SHORT TASK: Copy the data verbatim, starting at the first line and ending at the line containing "y-tick-label: -3 — [1414, 19, 1449, 62]", with both of those lines included.

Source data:
* * * * * * * * *

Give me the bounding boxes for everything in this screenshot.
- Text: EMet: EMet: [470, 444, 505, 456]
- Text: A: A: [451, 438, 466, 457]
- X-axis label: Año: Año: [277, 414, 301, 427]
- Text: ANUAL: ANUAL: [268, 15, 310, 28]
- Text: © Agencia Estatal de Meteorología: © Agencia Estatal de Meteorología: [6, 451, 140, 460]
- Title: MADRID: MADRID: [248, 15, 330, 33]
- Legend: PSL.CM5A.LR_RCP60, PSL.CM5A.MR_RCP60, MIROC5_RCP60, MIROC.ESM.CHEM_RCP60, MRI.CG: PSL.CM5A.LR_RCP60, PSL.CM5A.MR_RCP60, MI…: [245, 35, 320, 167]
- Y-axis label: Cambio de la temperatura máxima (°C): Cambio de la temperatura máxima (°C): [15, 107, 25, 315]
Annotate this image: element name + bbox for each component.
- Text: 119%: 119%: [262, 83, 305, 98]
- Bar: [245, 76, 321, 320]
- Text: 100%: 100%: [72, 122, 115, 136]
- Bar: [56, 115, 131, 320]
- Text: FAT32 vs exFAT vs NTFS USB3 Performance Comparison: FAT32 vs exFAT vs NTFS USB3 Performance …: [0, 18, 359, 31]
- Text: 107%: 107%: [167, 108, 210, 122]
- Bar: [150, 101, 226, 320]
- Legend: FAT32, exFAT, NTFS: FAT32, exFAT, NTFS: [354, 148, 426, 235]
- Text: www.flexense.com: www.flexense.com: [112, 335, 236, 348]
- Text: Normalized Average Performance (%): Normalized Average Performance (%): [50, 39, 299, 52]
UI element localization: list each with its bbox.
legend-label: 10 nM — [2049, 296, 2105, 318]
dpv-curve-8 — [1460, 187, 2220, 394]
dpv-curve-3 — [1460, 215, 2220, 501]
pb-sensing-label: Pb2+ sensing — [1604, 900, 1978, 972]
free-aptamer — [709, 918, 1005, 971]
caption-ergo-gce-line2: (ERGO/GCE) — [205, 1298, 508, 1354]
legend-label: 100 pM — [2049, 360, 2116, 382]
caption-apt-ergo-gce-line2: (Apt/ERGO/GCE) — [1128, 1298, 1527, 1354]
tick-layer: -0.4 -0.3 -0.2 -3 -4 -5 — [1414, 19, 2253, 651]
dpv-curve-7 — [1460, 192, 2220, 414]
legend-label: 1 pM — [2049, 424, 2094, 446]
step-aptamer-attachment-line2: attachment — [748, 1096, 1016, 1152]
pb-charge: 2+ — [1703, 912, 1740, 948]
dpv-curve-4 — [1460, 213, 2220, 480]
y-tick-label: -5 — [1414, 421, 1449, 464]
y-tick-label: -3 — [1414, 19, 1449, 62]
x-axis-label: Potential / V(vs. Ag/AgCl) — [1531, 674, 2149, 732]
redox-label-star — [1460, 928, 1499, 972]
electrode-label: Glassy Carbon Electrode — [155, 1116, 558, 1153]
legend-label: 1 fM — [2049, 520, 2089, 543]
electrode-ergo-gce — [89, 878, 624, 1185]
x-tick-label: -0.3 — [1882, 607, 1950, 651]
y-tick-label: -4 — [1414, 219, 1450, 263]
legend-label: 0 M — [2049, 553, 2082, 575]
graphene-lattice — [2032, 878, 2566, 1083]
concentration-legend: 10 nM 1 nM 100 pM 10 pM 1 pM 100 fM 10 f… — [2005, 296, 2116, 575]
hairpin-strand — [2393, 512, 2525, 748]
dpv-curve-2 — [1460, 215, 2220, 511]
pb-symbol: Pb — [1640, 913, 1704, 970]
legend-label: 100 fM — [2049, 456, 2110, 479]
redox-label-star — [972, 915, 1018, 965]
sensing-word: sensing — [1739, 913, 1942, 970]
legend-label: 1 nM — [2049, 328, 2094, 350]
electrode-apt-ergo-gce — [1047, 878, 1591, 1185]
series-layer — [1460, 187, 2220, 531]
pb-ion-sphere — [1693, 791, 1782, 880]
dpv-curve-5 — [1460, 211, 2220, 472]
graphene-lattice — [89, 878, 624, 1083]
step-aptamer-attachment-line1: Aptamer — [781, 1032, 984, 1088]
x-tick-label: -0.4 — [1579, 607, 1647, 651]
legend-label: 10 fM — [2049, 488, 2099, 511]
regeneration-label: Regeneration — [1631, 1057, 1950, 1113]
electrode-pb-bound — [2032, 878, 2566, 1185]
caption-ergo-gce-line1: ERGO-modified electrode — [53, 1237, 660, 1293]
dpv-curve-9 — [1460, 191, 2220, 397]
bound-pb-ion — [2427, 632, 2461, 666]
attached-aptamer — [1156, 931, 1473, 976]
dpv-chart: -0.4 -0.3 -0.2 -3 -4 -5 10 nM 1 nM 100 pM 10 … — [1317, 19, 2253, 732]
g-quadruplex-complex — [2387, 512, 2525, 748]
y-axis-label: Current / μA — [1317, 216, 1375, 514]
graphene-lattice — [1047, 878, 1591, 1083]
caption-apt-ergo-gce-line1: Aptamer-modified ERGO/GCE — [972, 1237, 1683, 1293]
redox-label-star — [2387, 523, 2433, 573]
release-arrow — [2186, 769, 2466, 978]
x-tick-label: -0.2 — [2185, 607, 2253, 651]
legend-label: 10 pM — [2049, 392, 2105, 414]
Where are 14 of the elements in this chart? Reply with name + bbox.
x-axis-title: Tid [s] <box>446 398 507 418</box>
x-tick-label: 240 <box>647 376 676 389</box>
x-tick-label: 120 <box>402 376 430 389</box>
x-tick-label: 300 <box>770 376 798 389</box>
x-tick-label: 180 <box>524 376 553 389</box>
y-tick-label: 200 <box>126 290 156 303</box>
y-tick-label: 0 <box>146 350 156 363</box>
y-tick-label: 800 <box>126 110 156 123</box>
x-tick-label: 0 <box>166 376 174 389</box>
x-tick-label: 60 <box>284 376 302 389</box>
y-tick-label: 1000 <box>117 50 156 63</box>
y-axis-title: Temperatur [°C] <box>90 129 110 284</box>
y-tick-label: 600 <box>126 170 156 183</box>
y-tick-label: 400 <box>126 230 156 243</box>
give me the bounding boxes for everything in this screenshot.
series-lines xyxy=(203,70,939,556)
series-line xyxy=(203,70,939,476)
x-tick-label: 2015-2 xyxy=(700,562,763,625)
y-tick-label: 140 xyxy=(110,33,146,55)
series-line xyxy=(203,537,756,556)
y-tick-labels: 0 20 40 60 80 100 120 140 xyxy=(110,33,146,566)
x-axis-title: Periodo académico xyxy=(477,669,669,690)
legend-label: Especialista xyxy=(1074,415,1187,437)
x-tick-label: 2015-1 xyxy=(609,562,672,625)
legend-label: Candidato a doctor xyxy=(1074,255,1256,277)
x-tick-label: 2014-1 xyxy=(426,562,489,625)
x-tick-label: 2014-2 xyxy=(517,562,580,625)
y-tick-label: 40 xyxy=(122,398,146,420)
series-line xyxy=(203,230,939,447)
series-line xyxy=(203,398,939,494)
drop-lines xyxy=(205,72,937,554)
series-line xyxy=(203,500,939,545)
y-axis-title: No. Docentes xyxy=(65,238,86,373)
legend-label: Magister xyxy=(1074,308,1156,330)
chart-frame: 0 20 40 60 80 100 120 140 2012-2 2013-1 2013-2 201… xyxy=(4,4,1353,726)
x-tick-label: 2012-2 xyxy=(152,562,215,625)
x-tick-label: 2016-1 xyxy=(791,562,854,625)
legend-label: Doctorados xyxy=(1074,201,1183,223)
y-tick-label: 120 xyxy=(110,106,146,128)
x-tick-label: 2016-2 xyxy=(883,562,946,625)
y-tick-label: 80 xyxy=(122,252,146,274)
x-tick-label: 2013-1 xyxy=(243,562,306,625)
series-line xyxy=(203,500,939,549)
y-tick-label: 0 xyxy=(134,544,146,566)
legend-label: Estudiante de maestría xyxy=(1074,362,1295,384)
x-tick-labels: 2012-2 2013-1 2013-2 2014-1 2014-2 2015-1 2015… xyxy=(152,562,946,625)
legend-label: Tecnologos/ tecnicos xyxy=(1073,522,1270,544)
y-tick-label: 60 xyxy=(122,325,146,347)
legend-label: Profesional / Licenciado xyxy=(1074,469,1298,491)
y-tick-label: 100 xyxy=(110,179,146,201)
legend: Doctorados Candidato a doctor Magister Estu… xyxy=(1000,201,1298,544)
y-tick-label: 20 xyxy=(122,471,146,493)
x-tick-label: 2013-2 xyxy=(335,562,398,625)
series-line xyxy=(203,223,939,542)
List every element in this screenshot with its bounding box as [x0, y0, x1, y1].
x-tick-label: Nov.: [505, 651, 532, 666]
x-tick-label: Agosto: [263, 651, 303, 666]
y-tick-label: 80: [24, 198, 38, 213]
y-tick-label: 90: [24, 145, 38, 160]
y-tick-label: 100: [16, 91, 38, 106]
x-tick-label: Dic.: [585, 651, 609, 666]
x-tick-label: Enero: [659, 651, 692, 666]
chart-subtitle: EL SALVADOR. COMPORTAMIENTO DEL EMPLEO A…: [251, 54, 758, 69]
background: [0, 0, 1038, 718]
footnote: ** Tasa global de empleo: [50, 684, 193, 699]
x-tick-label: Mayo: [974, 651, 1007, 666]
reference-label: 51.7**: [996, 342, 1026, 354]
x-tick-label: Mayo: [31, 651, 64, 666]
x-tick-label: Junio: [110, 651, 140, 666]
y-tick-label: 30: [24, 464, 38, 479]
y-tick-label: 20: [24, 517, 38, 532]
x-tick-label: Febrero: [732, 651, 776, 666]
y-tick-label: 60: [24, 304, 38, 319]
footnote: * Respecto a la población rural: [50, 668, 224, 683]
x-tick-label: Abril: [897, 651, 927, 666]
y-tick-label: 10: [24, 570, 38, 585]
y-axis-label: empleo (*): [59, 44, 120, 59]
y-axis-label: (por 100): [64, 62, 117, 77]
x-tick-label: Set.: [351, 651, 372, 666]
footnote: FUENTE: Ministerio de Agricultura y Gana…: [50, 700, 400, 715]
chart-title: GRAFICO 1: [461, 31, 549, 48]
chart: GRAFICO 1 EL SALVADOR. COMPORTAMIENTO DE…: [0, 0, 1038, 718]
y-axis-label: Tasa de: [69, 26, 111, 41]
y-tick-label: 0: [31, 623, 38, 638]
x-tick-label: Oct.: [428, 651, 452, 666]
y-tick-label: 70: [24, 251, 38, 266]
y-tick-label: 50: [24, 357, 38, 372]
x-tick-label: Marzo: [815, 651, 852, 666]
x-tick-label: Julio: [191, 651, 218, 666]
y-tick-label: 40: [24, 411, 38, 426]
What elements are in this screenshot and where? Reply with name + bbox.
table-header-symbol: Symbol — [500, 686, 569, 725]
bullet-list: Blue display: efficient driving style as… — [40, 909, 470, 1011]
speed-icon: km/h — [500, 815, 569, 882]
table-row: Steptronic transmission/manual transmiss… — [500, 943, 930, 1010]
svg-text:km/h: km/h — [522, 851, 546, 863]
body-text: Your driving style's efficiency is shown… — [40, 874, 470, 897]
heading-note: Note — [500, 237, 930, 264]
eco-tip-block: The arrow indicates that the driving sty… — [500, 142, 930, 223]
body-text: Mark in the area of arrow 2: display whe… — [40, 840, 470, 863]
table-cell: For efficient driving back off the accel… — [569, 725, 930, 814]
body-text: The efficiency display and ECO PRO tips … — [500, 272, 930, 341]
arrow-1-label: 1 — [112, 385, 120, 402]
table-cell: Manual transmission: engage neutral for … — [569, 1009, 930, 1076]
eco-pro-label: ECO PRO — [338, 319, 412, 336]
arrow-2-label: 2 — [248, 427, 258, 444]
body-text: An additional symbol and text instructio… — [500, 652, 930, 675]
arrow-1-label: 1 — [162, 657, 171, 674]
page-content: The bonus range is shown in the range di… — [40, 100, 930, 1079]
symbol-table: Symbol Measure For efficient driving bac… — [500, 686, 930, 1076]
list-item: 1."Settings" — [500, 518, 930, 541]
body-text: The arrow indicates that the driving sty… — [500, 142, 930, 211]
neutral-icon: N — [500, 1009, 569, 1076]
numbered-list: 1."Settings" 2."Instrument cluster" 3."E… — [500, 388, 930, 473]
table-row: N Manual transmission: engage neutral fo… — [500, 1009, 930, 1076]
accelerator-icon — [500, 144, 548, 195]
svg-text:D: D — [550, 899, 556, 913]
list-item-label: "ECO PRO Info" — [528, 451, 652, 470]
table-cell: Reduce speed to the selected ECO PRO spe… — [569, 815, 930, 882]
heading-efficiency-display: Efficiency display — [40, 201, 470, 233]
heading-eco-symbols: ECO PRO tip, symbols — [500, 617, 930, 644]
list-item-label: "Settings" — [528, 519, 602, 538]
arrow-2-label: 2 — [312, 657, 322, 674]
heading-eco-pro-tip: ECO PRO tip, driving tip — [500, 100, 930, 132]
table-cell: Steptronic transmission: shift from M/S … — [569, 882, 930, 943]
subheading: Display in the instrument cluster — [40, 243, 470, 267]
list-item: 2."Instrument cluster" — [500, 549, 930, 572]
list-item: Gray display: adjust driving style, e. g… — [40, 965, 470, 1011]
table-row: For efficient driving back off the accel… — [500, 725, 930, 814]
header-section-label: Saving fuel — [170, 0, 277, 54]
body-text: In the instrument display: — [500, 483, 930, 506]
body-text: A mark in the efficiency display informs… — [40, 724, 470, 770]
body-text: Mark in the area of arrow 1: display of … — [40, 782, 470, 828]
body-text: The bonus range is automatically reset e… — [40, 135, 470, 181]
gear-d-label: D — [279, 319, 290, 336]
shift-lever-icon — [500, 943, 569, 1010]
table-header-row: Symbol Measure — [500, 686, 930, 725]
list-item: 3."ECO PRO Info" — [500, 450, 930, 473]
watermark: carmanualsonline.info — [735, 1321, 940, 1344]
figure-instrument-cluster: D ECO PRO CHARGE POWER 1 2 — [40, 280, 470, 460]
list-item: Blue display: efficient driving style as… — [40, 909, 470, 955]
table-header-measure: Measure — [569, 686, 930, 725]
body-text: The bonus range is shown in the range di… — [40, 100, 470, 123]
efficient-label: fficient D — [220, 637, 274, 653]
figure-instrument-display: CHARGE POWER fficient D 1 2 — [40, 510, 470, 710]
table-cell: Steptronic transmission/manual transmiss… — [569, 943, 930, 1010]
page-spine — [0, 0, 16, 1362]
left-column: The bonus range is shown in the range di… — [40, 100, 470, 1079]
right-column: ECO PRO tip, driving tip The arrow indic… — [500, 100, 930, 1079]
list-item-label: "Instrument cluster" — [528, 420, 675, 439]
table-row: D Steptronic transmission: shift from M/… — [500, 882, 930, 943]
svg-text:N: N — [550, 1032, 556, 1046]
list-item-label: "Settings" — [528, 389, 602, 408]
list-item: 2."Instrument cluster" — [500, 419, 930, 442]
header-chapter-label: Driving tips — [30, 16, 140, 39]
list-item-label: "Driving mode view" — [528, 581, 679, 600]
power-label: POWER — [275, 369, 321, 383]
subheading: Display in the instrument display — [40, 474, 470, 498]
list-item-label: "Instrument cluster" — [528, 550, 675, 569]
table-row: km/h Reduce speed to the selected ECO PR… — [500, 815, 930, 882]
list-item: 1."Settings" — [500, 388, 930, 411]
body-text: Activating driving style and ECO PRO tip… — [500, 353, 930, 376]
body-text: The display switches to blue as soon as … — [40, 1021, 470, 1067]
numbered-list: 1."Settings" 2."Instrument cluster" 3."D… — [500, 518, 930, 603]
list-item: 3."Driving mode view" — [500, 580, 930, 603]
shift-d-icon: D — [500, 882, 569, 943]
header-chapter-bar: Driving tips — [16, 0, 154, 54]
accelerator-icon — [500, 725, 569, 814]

* * * * * * * * *

WRITTEN RESPONSE:
Give me the bounding boxes for everything in this screenshot.
- Text: EMet: EMet: [470, 444, 505, 456]
- Text: A: A: [451, 438, 466, 457]
- X-axis label: Año: Año: [277, 414, 301, 427]
- Text: ANUAL: ANUAL: [268, 15, 310, 28]
- Text: © Agencia Estatal de Meteorología: © Agencia Estatal de Meteorología: [6, 451, 140, 460]
- Title: MADRID: MADRID: [248, 15, 330, 33]
- Legend: PSL.CM5A.LR_RCP60, PSL.CM5A.MR_RCP60, MIROC5_RCP60, MIROC.ESM.CHEM_RCP60, MRI.CG: PSL.CM5A.LR_RCP60, PSL.CM5A.MR_RCP60, MI…: [245, 35, 320, 167]
- Y-axis label: Cambio de la temperatura máxima (°C): Cambio de la temperatura máxima (°C): [15, 107, 25, 315]
Annotate this image: element name + bbox for each component.
- Text: 119%: 119%: [262, 83, 305, 98]
- Bar: [245, 76, 321, 320]
- Text: 100%: 100%: [72, 122, 115, 136]
- Bar: [56, 115, 131, 320]
- Text: FAT32 vs exFAT vs NTFS USB3 Performance Comparison: FAT32 vs exFAT vs NTFS USB3 Performance …: [0, 18, 359, 31]
- Text: 107%: 107%: [167, 108, 210, 122]
- Bar: [150, 101, 226, 320]
- Legend: FAT32, exFAT, NTFS: FAT32, exFAT, NTFS: [354, 148, 426, 235]
- Text: www.flexense.com: www.flexense.com: [112, 335, 236, 348]
- Text: Normalized Average Performance (%): Normalized Average Performance (%): [50, 39, 299, 52]
UI element localization: list each with its bbox.
legend-label: 10 nM — [2049, 296, 2105, 318]
dpv-curve-8 — [1460, 187, 2220, 394]
dpv-curve-3 — [1460, 215, 2220, 501]
pb-sensing-label: Pb2+ sensing — [1604, 900, 1978, 972]
free-aptamer — [709, 918, 1005, 971]
caption-ergo-gce-line2: (ERGO/GCE) — [205, 1298, 508, 1354]
legend-label: 100 pM — [2049, 360, 2116, 382]
caption-apt-ergo-gce-line2: (Apt/ERGO/GCE) — [1128, 1298, 1527, 1354]
tick-layer: -0.4 -0.3 -0.2 -3 -4 -5 — [1414, 19, 2253, 651]
dpv-curve-7 — [1460, 192, 2220, 414]
legend-label: 1 pM — [2049, 424, 2094, 446]
step-aptamer-attachment-line2: attachment — [748, 1096, 1016, 1152]
pb-charge: 2+ — [1703, 912, 1740, 948]
dpv-curve-4 — [1460, 213, 2220, 480]
y-tick-label: -5 — [1414, 421, 1449, 464]
y-tick-label: -3 — [1414, 19, 1449, 62]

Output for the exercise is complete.